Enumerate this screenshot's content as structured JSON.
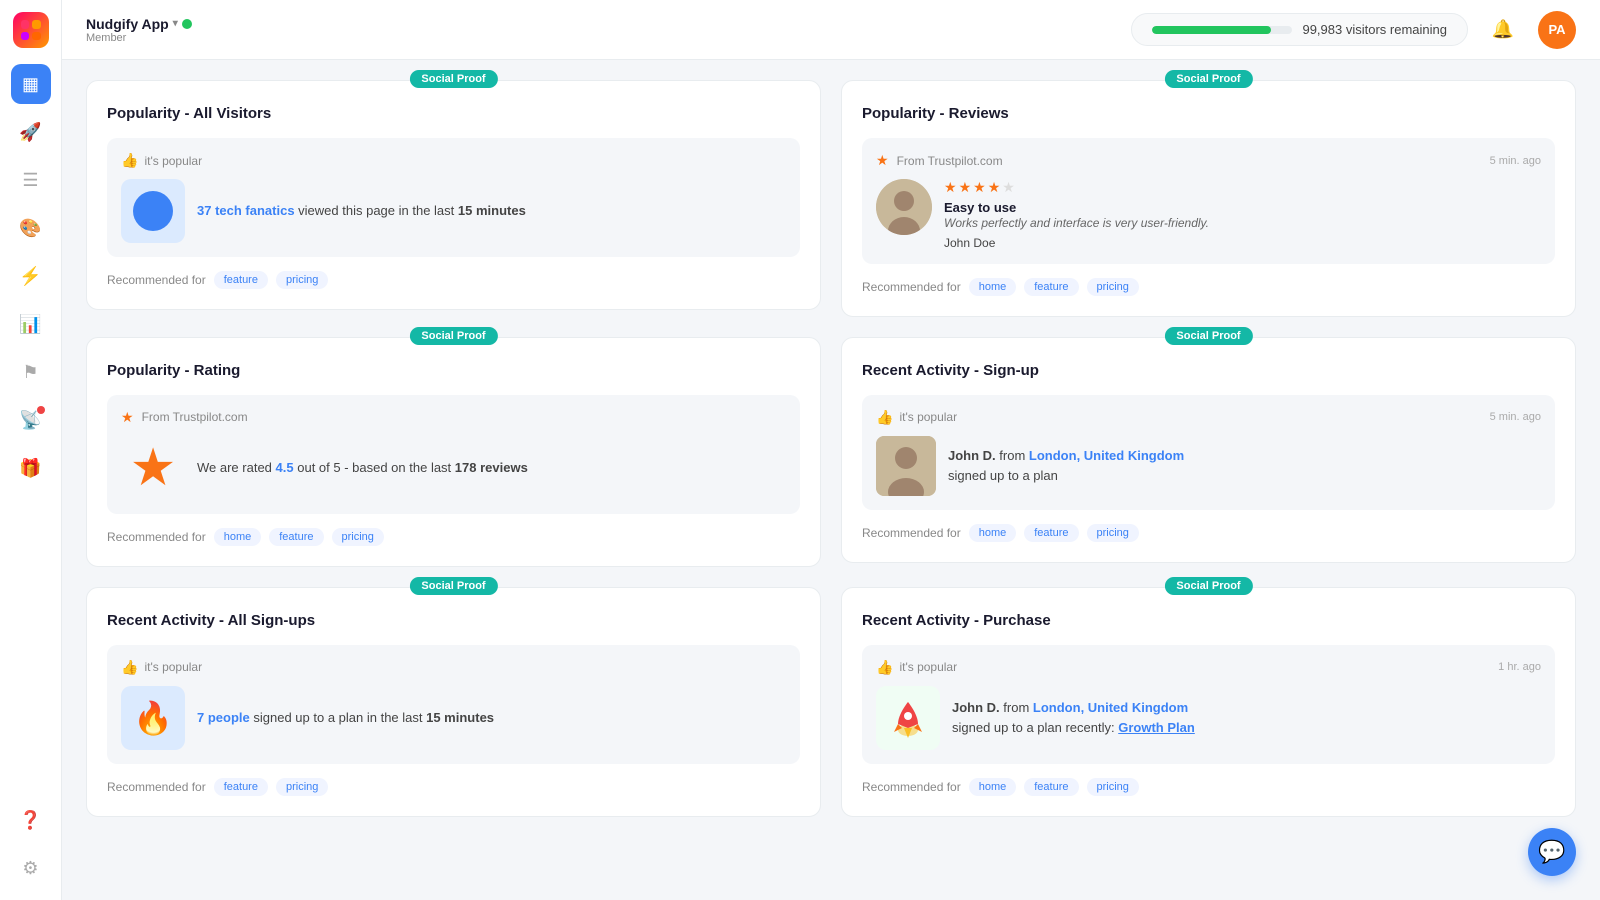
{
  "app": {
    "name": "Nudgify App",
    "dropdown_icon": "▾",
    "sub": "Member",
    "status": "active"
  },
  "header": {
    "visitors_label": "99,983 visitors remaining",
    "progress_percent": 85,
    "bell_icon": "🔔",
    "avatar_initials": "PA"
  },
  "sidebar": {
    "items": [
      {
        "icon": "🚀",
        "name": "launch",
        "active": false
      },
      {
        "icon": "▦",
        "name": "dashboard",
        "active": true
      },
      {
        "icon": "☰",
        "name": "notifications",
        "active": false
      },
      {
        "icon": "🎨",
        "name": "themes",
        "active": false
      },
      {
        "icon": "⚡",
        "name": "activity",
        "active": false
      },
      {
        "icon": "📊",
        "name": "analytics",
        "active": false
      },
      {
        "icon": "⚑",
        "name": "goals",
        "active": false
      },
      {
        "icon": "📡",
        "name": "live",
        "active": false,
        "has_dot": true
      },
      {
        "icon": "🎁",
        "name": "gifts",
        "active": false
      }
    ],
    "bottom": [
      {
        "icon": "❓",
        "name": "help"
      },
      {
        "icon": "⚙",
        "name": "settings"
      }
    ]
  },
  "cards": [
    {
      "id": "popularity-all-visitors",
      "badge": "Social Proof",
      "title": "Popularity - All Visitors",
      "preview": {
        "type": "visitors",
        "popular_label": "it's popular",
        "count_highlight": "37 tech fanatics",
        "text": "viewed this page in the last",
        "time_bold": "15 minutes"
      },
      "recommended_for": [
        "feature",
        "pricing"
      ]
    },
    {
      "id": "popularity-reviews",
      "badge": "Social Proof",
      "title": "Popularity - Reviews",
      "preview": {
        "type": "review",
        "source": "From Trustpilot.com",
        "time": "5 min. ago",
        "stars": 4,
        "title": "Easy to use",
        "body": "Works perfectly and interface is very user-friendly.",
        "author": "John Doe"
      },
      "recommended_for": [
        "home",
        "feature",
        "pricing"
      ]
    },
    {
      "id": "popularity-rating",
      "badge": "Social Proof",
      "title": "Popularity - Rating",
      "preview": {
        "type": "rating",
        "source": "From Trustpilot.com",
        "rating_highlight": "4.5",
        "text_before": "We are rated",
        "text_after": "out of 5 - based on the last",
        "reviews_bold": "178 reviews"
      },
      "recommended_for": [
        "home",
        "feature",
        "pricing"
      ]
    },
    {
      "id": "recent-activity-signup",
      "badge": "Social Proof",
      "title": "Recent Activity - Sign-up",
      "preview": {
        "type": "signup",
        "popular_label": "it's popular",
        "time": "5 min. ago",
        "name": "John D.",
        "from_label": "from",
        "location_highlight": "London, United Kingdom",
        "action": "signed up to a plan"
      },
      "recommended_for": [
        "home",
        "feature",
        "pricing"
      ]
    },
    {
      "id": "recent-activity-all-signups",
      "badge": "Social Proof",
      "title": "Recent Activity - All Sign-ups",
      "preview": {
        "type": "all-signups",
        "popular_label": "it's popular",
        "count_highlight": "7 people",
        "text": "signed up to a plan in the last",
        "time_bold": "15 minutes"
      },
      "recommended_for": [
        "feature",
        "pricing"
      ]
    },
    {
      "id": "recent-activity-purchase",
      "badge": "Social Proof",
      "title": "Recent Activity - Purchase",
      "preview": {
        "type": "purchase",
        "popular_label": "it's popular",
        "time": "1 hr. ago",
        "name": "John D.",
        "from_label": "from",
        "location_highlight": "London, United Kingdom",
        "action": "signed up to a plan recently:",
        "plan_link": "Growth Plan"
      },
      "recommended_for": [
        "home",
        "feature",
        "pricing"
      ]
    }
  ],
  "chat_button": "💬"
}
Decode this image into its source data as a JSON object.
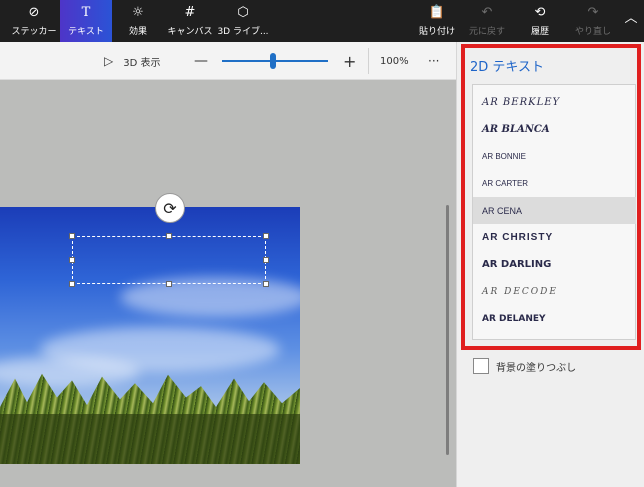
{
  "ribbon": {
    "sticker": {
      "label": "ステッカー",
      "icon": "sticker-icon"
    },
    "text": {
      "label": "テキスト",
      "icon": "text-tool-icon"
    },
    "effects": {
      "label": "効果",
      "icon": "effects-icon"
    },
    "canvas": {
      "label": "キャンバス",
      "icon": "canvas-icon"
    },
    "library3d": {
      "label": "3D ライブ...",
      "icon": "3d-library-icon"
    },
    "paste": {
      "label": "貼り付け",
      "icon": "paste-icon"
    },
    "undo": {
      "label": "元に戻す",
      "icon": "undo-icon"
    },
    "history": {
      "label": "履歴",
      "icon": "history-icon"
    },
    "redo": {
      "label": "やり直し",
      "icon": "redo-icon"
    },
    "active_color": "#3f44cf"
  },
  "subbar": {
    "view3d_label": "3D 表示",
    "zoom_minus": "—",
    "zoom_plus": "+",
    "zoom_level": "100%",
    "zoom_fraction": 0.5,
    "more": "···"
  },
  "panel": {
    "title": "2D テキスト",
    "fonts": [
      "AR BERKLEY",
      "AR BLANCA",
      "AR BONNIE",
      "AR CARTER",
      "AR CENA",
      "AR CHRISTY",
      "AR DARLING",
      "AR DECODE",
      "AR DELANEY"
    ],
    "selected_font": "AR CENA",
    "fill_background_label": "背景の塗りつぶし",
    "title_color": "#1e64c8",
    "highlight_color": "#e01f1f"
  }
}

---*---

__Your goal__
Reproduce each line exactly as it appears, omitting the pictures.

__Answer to this problem__
Enumerate this screenshot's content as structured JSON.
{
  "app": {
    "name": "Nudgify App",
    "dropdown_icon": "▾",
    "sub": "Member",
    "status": "active"
  },
  "header": {
    "visitors_label": "99,983 visitors remaining",
    "progress_percent": 85,
    "bell_icon": "🔔",
    "avatar_initials": "PA"
  },
  "sidebar": {
    "items": [
      {
        "icon": "🚀",
        "name": "launch",
        "active": false
      },
      {
        "icon": "▦",
        "name": "dashboard",
        "active": true
      },
      {
        "icon": "☰",
        "name": "notifications",
        "active": false
      },
      {
        "icon": "🎨",
        "name": "themes",
        "active": false
      },
      {
        "icon": "⚡",
        "name": "activity",
        "active": false
      },
      {
        "icon": "📊",
        "name": "analytics",
        "active": false
      },
      {
        "icon": "⚑",
        "name": "goals",
        "active": false
      },
      {
        "icon": "📡",
        "name": "live",
        "active": false,
        "has_dot": true
      },
      {
        "icon": "🎁",
        "name": "gifts",
        "active": false
      }
    ],
    "bottom": [
      {
        "icon": "❓",
        "name": "help"
      },
      {
        "icon": "⚙",
        "name": "settings"
      }
    ]
  },
  "cards": [
    {
      "id": "popularity-all-visitors",
      "badge": "Social Proof",
      "title": "Popularity - All Visitors",
      "preview": {
        "type": "visitors",
        "popular_label": "it's popular",
        "count_highlight": "37 tech fanatics",
        "text": "viewed this page in the last",
        "time_bold": "15 minutes"
      },
      "recommended_for": [
        "feature",
        "pricing"
      ]
    },
    {
      "id": "popularity-reviews",
      "badge": "Social Proof",
      "title": "Popularity - Reviews",
      "preview": {
        "type": "review",
        "source": "From Trustpilot.com",
        "time": "5 min. ago",
        "stars": 4,
        "title": "Easy to use",
        "body": "Works perfectly and interface is very user-friendly.",
        "author": "John Doe"
      },
      "recommended_for": [
        "home",
        "feature",
        "pricing"
      ]
    },
    {
      "id": "popularity-rating",
      "badge": "Social Proof",
      "title": "Popularity - Rating",
      "preview": {
        "type": "rating",
        "source": "From Trustpilot.com",
        "rating_highlight": "4.5",
        "text_before": "We are rated",
        "text_after": "out of 5 - based on the last",
        "reviews_bold": "178 reviews"
      },
      "recommended_for": [
        "home",
        "feature",
        "pricing"
      ]
    },
    {
      "id": "recent-activity-signup",
      "badge": "Social Proof",
      "title": "Recent Activity - Sign-up",
      "preview": {
        "type": "signup",
        "popular_label": "it's popular",
        "time": "5 min. ago",
        "name": "John D.",
        "from_label": "from",
        "location_highlight": "London, United Kingdom",
        "action": "signed up to a plan"
      },
      "recommended_for": [
        "home",
        "feature",
        "pricing"
      ]
    },
    {
      "id": "recent-activity-all-signups",
      "badge": "Social Proof",
      "title": "Recent Activity - All Sign-ups",
      "preview": {
        "type": "all-signups",
        "popular_label": "it's popular",
        "count_highlight": "7 people",
        "text": "signed up to a plan in the last",
        "time_bold": "15 minutes"
      },
      "recommended_for": [
        "feature",
        "pricing"
      ]
    },
    {
      "id": "recent-activity-purchase",
      "badge": "Social Proof",
      "title": "Recent Activity - Purchase",
      "preview": {
        "type": "purchase",
        "popular_label": "it's popular",
        "time": "1 hr. ago",
        "name": "John D.",
        "from_label": "from",
        "location_highlight": "London, United Kingdom",
        "action": "signed up to a plan recently:",
        "plan_link": "Growth Plan"
      },
      "recommended_for": [
        "home",
        "feature",
        "pricing"
      ]
    }
  ],
  "chat_button": "💬"
}
Decode this image into its source data as a JSON object.
{
  "ribbon": {
    "sticker": {
      "label": "ステッカー",
      "icon": "sticker-icon"
    },
    "text": {
      "label": "テキスト",
      "icon": "text-tool-icon"
    },
    "effects": {
      "label": "効果",
      "icon": "effects-icon"
    },
    "canvas": {
      "label": "キャンバス",
      "icon": "canvas-icon"
    },
    "library3d": {
      "label": "3D ライブ...",
      "icon": "3d-library-icon"
    },
    "paste": {
      "label": "貼り付け",
      "icon": "paste-icon"
    },
    "undo": {
      "label": "元に戻す",
      "icon": "undo-icon"
    },
    "history": {
      "label": "履歴",
      "icon": "history-icon"
    },
    "redo": {
      "label": "やり直し",
      "icon": "redo-icon"
    },
    "active_color": "#3f44cf"
  },
  "subbar": {
    "view3d_label": "3D 表示",
    "zoom_minus": "—",
    "zoom_plus": "+",
    "zoom_level": "100%",
    "zoom_fraction": 0.5,
    "more": "···"
  },
  "panel": {
    "title": "2D テキスト",
    "fonts": [
      "AR BERKLEY",
      "AR BLANCA",
      "AR BONNIE",
      "AR CARTER",
      "AR CENA",
      "AR CHRISTY",
      "AR DARLING",
      "AR DECODE",
      "AR DELANEY"
    ],
    "selected_font": "AR CENA",
    "fill_background_label": "背景の塗りつぶし",
    "title_color": "#1e64c8",
    "highlight_color": "#e01f1f"
  }
}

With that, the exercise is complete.